====== Reading passage

Bruzzone first approached the Czech government -- which then owned the brewery -- in 1980 about shipping beer to the United States. He continued to lobby four different Czech administrations, saw the brewery privatized, became friends with the brewers and learned the intricacies of the legal roadblocks.

"I knew that it was probably going to be a waste of my time, but I wanted to see it through," he said. "I believed in the beer and I believed in the project."

Tasting notes

BUWEISER BUDVAR
Brewed by Budejovicky Budvar of the Czech Republic

Michael Jackson's tasting notes from his 1984 Pocket Guide to Beer:

The Czech beer has a more emphatic hop character than the U.S. Budweiser, but it is still delicate by local standards. It is bigger than the U.S. brew, but by no means fat. The Czech beer has a faint underlying hint of sweetness where the U.S. beer is perhaps fruitier. Both are very firm beers, though the Czech Budvar is more so, and with a cleanness that suggests long lagering.

NEW BELGIUM TRIPPEL
Brewed by New Belgium Brewing Co. in Fort Collins, Colo.

Stephen Beaumont writes:

The nose has wonderfully fragrant florals (from the saaz hops) along with peppery spice, notes of orange oils and a distinct whiff of alcohol. In the taste, the Trippel continues its aggressive ways, with notes of tangerine up front and lots of spice and red apple in the middle. The alcohol that is so evident in the aroma shows up about half way through the taste and lingers right through the finish, giving the New Belgium Trippel more in common with a double shot of whisky than, say, a Belgian white. In fact, so intense and warming is this beer that I was prompted to describe it in my tasting notes as "a formidable 'barley wine' of a tripel." A good dose of finishing hops dries and bitters the long aftertaste.

============
====== Data extract

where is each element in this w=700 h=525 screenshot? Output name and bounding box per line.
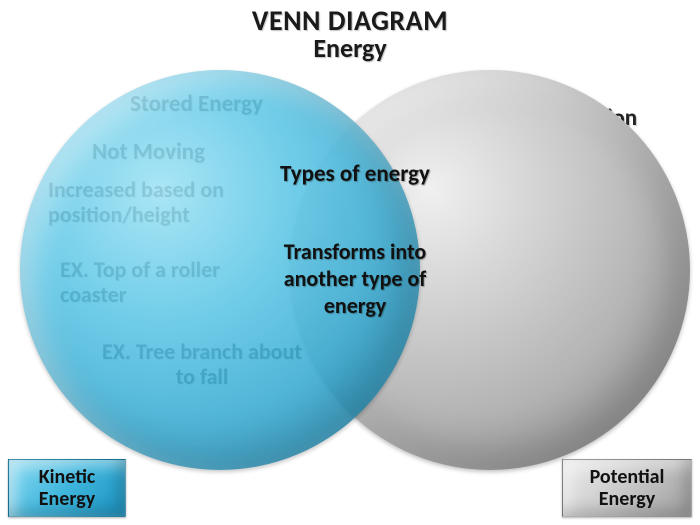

============

> The request
Can you copy the beer passage word for word, starting with "Michael Jackson's tasting" and going on through "suggests long lagering."?

> Written answer
Michael Jackson's tasting notes from his 1984 Pocket Guide to Beer:

The Czech beer has a more emphatic hop character than the U.S. Budweiser, but it is still delicate by local standards. It is bigger than the U.S. brew, but by no means fat. The Czech beer has a faint underlying hint of sweetness where the U.S. beer is perhaps fruitier. Both are very firm beers, though the Czech Budvar is more so, and with a cleanness that suggests long lagering.